-- START OF Record list --

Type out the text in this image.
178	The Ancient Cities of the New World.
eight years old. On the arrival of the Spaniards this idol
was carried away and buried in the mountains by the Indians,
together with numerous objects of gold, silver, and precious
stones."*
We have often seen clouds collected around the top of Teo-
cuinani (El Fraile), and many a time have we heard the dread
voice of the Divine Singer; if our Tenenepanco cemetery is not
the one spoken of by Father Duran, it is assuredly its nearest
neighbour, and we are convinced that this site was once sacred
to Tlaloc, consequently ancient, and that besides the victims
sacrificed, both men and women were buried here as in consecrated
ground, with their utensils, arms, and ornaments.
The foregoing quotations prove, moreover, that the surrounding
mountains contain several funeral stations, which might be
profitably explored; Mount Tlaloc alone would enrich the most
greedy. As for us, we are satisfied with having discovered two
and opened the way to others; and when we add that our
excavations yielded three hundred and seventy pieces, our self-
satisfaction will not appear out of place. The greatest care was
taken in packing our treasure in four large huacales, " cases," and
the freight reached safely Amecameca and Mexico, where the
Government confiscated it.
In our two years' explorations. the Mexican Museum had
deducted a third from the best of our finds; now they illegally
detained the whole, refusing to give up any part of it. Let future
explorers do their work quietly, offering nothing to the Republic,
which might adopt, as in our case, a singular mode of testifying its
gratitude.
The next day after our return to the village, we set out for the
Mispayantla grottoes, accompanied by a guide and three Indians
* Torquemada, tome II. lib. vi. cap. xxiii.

-- END OF Record list --

Above are the records; copy all of them exactly.

Type out the text in this image.
178	The Ancient Cities of the New World.
eight years old. On the arrival of the Spaniards this idol
was carried away and buried in the mountains by the Indians,
together with numerous objects of gold, silver, and precious
stones."*
We have often seen clouds collected around the top of Teo-
cuinani (El Fraile), and many a time have we heard the dread
voice of the Divine Singer; if our Tenenepanco cemetery is not
the one spoken of by Father Duran, it is assuredly its nearest
neighbour, and we are convinced that this site was once sacred
to Tlaloc, consequently ancient, and that besides the victims
sacrificed, both men and women were buried here as in consecrated
ground, with their utensils, arms, and ornaments.
The foregoing quotations prove, moreover, that the surrounding
mountains contain several funeral stations, which might be
profitably explored; Mount Tlaloc alone would enrich the most
greedy. As for us, we are satisfied with having discovered two
and opened the way to others; and when we add that our
excavations yielded three hundred and seventy pieces, our self-
satisfaction will not appear out of place. The greatest care was
taken in packing our treasure in four large huacales, " cases," and
the freight reached safely Amecameca and Mexico, where the
Government confiscated it.
In our two years' explorations. the Mexican Museum had
deducted a third from the best of our finds; now they illegally
detained the whole, refusing to give up any part of it. Let future
explorers do their work quietly, offering nothing to the Republic,
which might adopt, as in our case, a singular mode of testifying its
gratitude.
The next day after our return to the village, we set out for the
Mispayantla grottoes, accompanied by a guide and three Indians
* Torquemada, tome II. lib. vi. cap. xxiii.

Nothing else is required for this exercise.